» Task objective
Extract every line that contains the word "Terminal".

☆ ☆ ☆

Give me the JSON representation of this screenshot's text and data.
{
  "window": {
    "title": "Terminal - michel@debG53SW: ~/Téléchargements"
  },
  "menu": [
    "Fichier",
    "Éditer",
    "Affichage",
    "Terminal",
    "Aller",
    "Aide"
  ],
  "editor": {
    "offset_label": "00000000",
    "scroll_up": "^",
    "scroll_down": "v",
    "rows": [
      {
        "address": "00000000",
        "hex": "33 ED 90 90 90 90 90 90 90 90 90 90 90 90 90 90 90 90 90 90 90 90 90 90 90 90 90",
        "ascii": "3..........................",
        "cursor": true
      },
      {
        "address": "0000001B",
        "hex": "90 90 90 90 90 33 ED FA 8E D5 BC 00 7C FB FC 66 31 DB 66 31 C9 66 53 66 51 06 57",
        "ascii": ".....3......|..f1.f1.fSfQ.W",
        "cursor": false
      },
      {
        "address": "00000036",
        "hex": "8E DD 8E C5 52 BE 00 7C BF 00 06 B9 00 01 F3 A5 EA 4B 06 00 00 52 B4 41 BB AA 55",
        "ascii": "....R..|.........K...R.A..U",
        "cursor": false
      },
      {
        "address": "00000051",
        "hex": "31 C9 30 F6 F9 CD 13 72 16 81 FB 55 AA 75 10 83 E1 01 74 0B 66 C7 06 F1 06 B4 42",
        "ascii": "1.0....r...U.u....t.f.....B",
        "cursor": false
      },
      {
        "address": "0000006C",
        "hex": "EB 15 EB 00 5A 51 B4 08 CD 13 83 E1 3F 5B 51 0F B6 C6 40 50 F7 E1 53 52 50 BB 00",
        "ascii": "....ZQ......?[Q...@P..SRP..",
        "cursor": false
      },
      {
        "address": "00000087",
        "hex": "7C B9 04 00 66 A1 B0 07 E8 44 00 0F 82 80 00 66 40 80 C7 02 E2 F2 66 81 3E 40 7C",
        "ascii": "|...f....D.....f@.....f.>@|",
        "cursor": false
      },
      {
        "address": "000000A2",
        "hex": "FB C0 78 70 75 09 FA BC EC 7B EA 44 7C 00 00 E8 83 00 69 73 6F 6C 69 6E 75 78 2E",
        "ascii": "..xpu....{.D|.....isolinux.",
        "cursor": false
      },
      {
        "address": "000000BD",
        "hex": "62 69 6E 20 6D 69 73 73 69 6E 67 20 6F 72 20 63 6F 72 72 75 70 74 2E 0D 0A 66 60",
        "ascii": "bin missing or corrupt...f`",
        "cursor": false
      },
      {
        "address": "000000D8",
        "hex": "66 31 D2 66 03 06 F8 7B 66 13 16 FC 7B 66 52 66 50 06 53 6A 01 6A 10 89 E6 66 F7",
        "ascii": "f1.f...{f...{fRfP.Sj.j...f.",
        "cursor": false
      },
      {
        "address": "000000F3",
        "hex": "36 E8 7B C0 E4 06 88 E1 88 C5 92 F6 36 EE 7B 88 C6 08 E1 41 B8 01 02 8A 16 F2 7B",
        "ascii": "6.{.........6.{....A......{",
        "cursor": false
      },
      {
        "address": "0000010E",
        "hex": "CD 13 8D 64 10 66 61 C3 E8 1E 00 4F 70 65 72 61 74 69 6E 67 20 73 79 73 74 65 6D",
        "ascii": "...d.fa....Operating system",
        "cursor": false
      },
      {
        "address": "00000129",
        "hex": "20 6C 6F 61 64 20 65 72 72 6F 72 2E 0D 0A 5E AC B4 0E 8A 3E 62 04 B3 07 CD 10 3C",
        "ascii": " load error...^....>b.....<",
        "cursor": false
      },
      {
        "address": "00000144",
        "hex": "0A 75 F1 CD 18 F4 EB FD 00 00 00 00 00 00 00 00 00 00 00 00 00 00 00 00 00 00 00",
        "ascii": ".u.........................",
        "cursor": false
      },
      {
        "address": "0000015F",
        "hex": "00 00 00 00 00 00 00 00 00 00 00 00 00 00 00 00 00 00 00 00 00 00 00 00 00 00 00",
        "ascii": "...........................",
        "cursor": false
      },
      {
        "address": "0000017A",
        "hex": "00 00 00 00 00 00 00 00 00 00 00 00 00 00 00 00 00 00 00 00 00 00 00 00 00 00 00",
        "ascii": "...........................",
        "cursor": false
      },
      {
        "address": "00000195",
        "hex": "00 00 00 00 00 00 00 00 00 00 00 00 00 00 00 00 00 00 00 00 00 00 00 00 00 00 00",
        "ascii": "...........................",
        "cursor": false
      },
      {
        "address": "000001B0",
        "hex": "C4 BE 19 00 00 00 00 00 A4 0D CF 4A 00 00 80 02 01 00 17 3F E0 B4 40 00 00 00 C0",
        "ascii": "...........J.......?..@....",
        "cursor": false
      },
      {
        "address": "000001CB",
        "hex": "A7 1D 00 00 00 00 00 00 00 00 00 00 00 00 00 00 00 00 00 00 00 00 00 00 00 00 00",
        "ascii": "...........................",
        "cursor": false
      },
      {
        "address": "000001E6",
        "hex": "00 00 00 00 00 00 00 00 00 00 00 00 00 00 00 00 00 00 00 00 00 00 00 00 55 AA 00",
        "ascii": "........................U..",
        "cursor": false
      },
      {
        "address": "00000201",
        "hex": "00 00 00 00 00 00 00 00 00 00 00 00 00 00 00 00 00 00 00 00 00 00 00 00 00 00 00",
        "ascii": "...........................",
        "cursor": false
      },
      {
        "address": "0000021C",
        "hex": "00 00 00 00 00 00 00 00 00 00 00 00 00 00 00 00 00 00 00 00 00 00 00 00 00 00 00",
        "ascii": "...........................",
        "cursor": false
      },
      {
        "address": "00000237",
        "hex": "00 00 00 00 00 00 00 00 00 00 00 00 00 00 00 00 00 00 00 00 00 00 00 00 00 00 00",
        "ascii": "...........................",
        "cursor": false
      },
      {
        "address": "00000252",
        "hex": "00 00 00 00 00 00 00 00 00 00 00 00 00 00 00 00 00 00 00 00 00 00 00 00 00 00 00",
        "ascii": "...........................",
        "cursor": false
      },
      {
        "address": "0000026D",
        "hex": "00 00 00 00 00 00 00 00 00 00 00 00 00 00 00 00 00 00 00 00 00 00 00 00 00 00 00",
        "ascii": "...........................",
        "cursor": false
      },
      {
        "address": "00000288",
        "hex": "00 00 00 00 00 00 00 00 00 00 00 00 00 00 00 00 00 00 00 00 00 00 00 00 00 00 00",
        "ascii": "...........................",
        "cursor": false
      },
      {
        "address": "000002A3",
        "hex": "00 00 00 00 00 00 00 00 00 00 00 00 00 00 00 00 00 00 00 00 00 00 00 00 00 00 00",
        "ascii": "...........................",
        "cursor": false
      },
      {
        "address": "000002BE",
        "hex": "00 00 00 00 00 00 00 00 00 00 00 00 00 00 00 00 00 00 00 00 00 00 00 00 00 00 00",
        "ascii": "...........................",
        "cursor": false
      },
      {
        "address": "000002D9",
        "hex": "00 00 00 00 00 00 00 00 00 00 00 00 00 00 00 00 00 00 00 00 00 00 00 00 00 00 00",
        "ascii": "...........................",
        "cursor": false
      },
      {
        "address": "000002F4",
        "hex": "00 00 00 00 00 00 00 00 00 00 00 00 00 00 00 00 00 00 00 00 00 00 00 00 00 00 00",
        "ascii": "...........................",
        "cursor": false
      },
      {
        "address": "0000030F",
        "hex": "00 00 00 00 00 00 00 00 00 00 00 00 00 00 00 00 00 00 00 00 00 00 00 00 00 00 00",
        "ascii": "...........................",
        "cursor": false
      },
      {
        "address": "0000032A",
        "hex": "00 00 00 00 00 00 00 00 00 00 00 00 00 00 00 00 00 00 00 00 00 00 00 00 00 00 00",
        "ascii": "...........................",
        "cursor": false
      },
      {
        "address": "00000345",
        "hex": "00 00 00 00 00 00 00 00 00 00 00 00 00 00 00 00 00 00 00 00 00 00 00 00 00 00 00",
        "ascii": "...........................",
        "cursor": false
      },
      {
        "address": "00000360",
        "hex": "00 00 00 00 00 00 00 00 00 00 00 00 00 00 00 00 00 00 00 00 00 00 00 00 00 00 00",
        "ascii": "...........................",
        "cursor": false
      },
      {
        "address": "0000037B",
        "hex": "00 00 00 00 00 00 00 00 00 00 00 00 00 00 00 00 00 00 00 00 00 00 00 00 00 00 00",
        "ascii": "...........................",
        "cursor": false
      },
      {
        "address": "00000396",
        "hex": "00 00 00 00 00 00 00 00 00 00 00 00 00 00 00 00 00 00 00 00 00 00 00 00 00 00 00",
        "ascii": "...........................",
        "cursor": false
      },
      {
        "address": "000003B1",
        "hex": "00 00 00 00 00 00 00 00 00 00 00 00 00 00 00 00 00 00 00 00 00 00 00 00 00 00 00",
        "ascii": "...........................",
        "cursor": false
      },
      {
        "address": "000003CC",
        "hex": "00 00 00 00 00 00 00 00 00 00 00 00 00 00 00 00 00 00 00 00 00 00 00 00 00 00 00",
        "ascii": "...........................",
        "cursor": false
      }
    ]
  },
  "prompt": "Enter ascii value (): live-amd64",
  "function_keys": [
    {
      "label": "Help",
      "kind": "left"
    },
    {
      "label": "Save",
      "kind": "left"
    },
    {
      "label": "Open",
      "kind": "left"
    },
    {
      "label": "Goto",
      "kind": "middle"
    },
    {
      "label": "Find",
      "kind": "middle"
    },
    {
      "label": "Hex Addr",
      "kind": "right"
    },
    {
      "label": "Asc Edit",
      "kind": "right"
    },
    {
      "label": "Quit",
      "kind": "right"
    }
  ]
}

☆ ☆ ☆

» Result for this exercise
    "title": "Terminal - michel@debG53SW: ~/Téléchargements"
    "Terminal",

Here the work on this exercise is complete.